Task material:
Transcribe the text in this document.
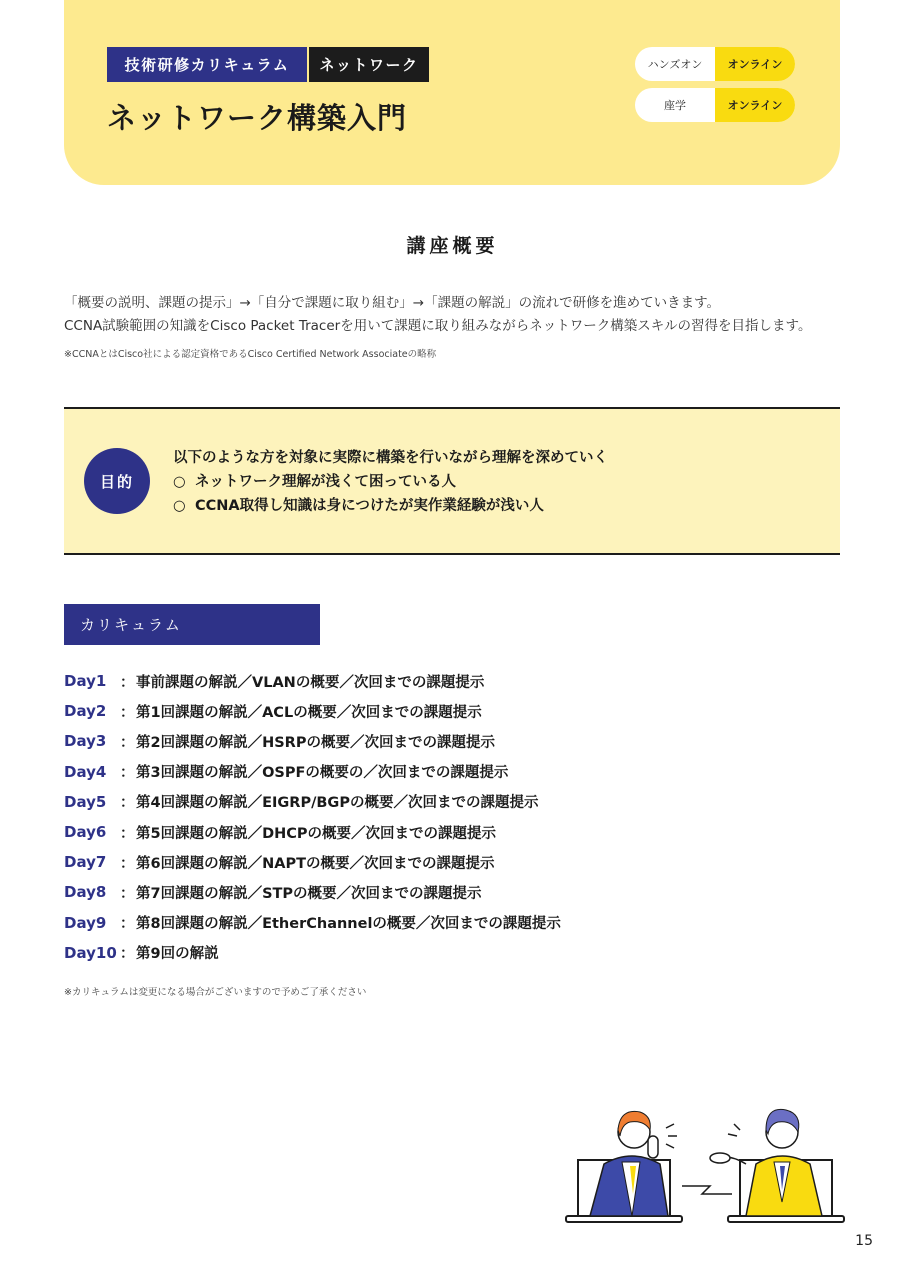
技術研修カリキュラム	ネットワーク
ネットワーク構築入門
ハンズオン	オンライン
座学	オンライン
講座概要
「概要の説明、課題の提示」→「自分で課題に取り組む」→「課題の解説」の流れで研修を進めていきます。
CCNA試験範囲の知識をCisco Packet Tracerを用いて課題に取り組みながらネットワーク構築スキルの習得を目指します。
※CCNAとはCisco社による認定資格であるCisco Certified Network Associateの略称
目的
以下のような方を対象に実際に構築を行いながら理解を深めていく
○ ネットワーク理解が浅くて困っている人
○ CCNA取得し知識は身につけたが実作業経験が浅い人
カリキュラム
Day1 ： 事前課題の解説／VLANの概要／次回までの課題提示
Day2 ： 第1回課題の解説／ACLの概要／次回までの課題提示
Day3 ： 第2回課題の解説／HSRPの概要／次回までの課題提示
Day4 ： 第3回課題の解説／OSPFの概要の／次回までの課題提示
Day5 ： 第4回課題の解説／EIGRP/BGPの概要／次回までの課題提示
Day6 ： 第5回課題の解説／DHCPの概要／次回までの課題提示
Day7 ： 第6回課題の解説／NAPTの概要／次回までの課題提示
Day8 ： 第7回課題の解説／STPの概要／次回までの課題提示
Day9 ： 第8回課題の解説／EtherChannelの概要／次回までの課題提示
Day10 ： 第9回の解説
※カリキュラムは変更になる場合がございますので予めご了承ください
15
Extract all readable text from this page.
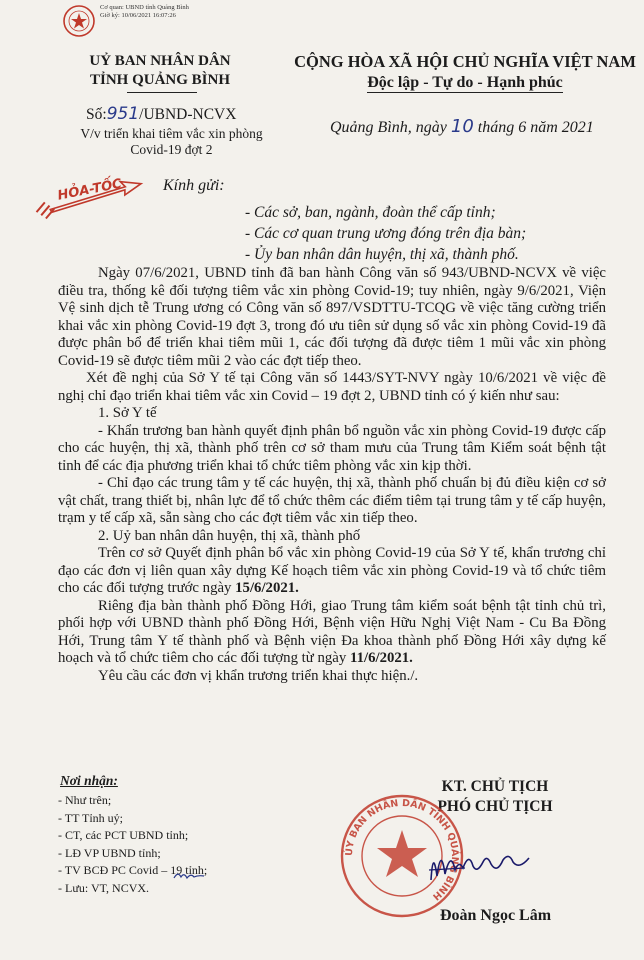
Cơ quan: UBND tỉnh Quảng Bình
Giờ ký: 10/06/2021 16:07:26
UỶ BAN NHÂN DÂN
TỈNH QUẢNG BÌNH
CỘNG HÒA XÃ HỘI CHỦ NGHĨA VIỆT NAM
Độc lập - Tự do - Hạnh phúc
Số:951/UBND-NCVX
V/v triển khai tiêm vắc xin phòng
Covid-19 đợt 2
Quảng Bình, ngày 10 tháng 6 năm 2021
HỎA-TỐC Kính gửi:
- Các sở, ban, ngành, đoàn thể cấp tỉnh;
- Các cơ quan trung ương đóng trên địa bàn;
- Ủy ban nhân dân huyện, thị xã, thành phố.

Ngày 07/6/2021, UBND tỉnh đã ban hành Công văn số 943/UBND-NCVX về việc điều tra, thống kê đối tượng tiêm vắc xin phòng Covid-19; tuy nhiên, ngày 9/6/2021, Viện Vệ sinh dịch tễ Trung ương có Công văn số 897/VSDTTU-TCQG về việc tăng cường triển khai vắc xin phòng Covid-19 đợt 3, trong đó ưu tiên sử dụng số vắc xin phòng Covid-19 đã được phân bổ để triển khai tiêm mũi 1, các đối tượng đã được tiêm 1 mũi vắc xin phòng Covid-19 sẽ được tiêm mũi 2 vào các đợt tiếp theo.

Xét đề nghị của Sở Y tế tại Công văn số 1443/SYT-NVY ngày 10/6/2021 về việc đề nghị chỉ đạo triển khai tiêm vắc xin Covid – 19 đợt 2, UBND tỉnh có ý kiến như sau:

1. Sở Y tế

- Khẩn trương ban hành quyết định phân bổ nguồn vắc xin phòng Covid-19 được cấp cho các huyện, thị xã, thành phố trên cơ sở tham mưu của Trung tâm Kiểm soát bệnh tật tỉnh để các địa phương triển khai tổ chức tiêm phòng vắc xin kịp thời.

- Chỉ đạo các trung tâm y tế các huyện, thị xã, thành phố chuẩn bị đủ điều kiện cơ sở vật chất, trang thiết bị, nhân lực để tổ chức thêm các điểm tiêm tại trung tâm y tế cấp huyện, trạm y tế cấp xã, sẵn sàng cho các đợt tiêm vắc xin tiếp theo.

2. Uỷ ban nhân dân huyện, thị xã, thành phố

Trên cơ sở Quyết định phân bổ vắc xin phòng Covid-19 của Sở Y tế, khẩn trương chỉ đạo các đơn vị liên quan xây dựng Kế hoạch tiêm vắc xin phòng Covid-19 và tổ chức tiêm cho các đối tượng trước ngày 15/6/2021.

Riêng địa bàn thành phố Đồng Hới, giao Trung tâm kiểm soát bệnh tật tỉnh chủ trì, phối hợp với UBND thành phố Đồng Hới, Bệnh viện Hữu Nghị Việt Nam - Cu Ba Đồng Hới, Trung tâm Y tế thành phố và Bệnh viện Đa khoa thành phố Đồng Hới xây dựng kế hoạch và tổ chức tiêm cho các đối tượng từ ngày 11/6/2021.

Yêu cầu các đơn vị khẩn trương triển khai thực hiện./.

Nơi nhận:
- Như trên;
- TT Tỉnh uỷ;
- CT, các PCT UBND tỉnh;
- LĐ VP UBND tỉnh;
- TV BCĐ PC Covid – 19 tỉnh;
- Lưu: VT, NCVX.
KT. CHỦ TỊCH
PHÓ CHỦ TỊCH
ỦY BAN NHÂN DÂN TỈNH QUẢNG BÌNH
Đoàn Ngọc Lâm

Directions: Gather all lines from the records above in which "thành" appears.

Result:
- Ủy ban nhân dân huyện, thị xã, thành phố.
- Khẩn trương ban hành quyết định phân bổ nguồn vắc xin phòng Covid-19 được cấp cho các huyện, thị xã, thành phố trên cơ sở tham mưu của Trung tâm Kiểm soát bệnh tật tỉnh để các địa phương triển khai tổ chức tiêm phòng vắc xin kịp thời.
- Chỉ đạo các trung tâm y tế các huyện, thị xã, thành phố chuẩn bị đủ điều kiện cơ sở vật chất, trang thiết bị, nhân lực để tổ chức thêm các điểm tiêm tại trung tâm y tế cấp huyện, trạm y tế cấp xã, sẵn sàng cho các đợt tiêm vắc xin tiếp theo.
2. Uỷ ban nhân dân huyện, thị xã, thành phố
Riêng địa bàn thành phố Đồng Hới, giao Trung tâm kiểm soát bệnh tật tỉnh chủ trì, phối hợp với UBND thành phố Đồng Hới, Bệnh viện Hữu Nghị Việt Nam - Cu Ba Đồng Hới, Trung tâm Y tế thành phố và Bệnh viện Đa khoa thành phố Đồng Hới xây dựng kế hoạch và tổ chức tiêm cho các đối tượng từ ngày 11/6/2021.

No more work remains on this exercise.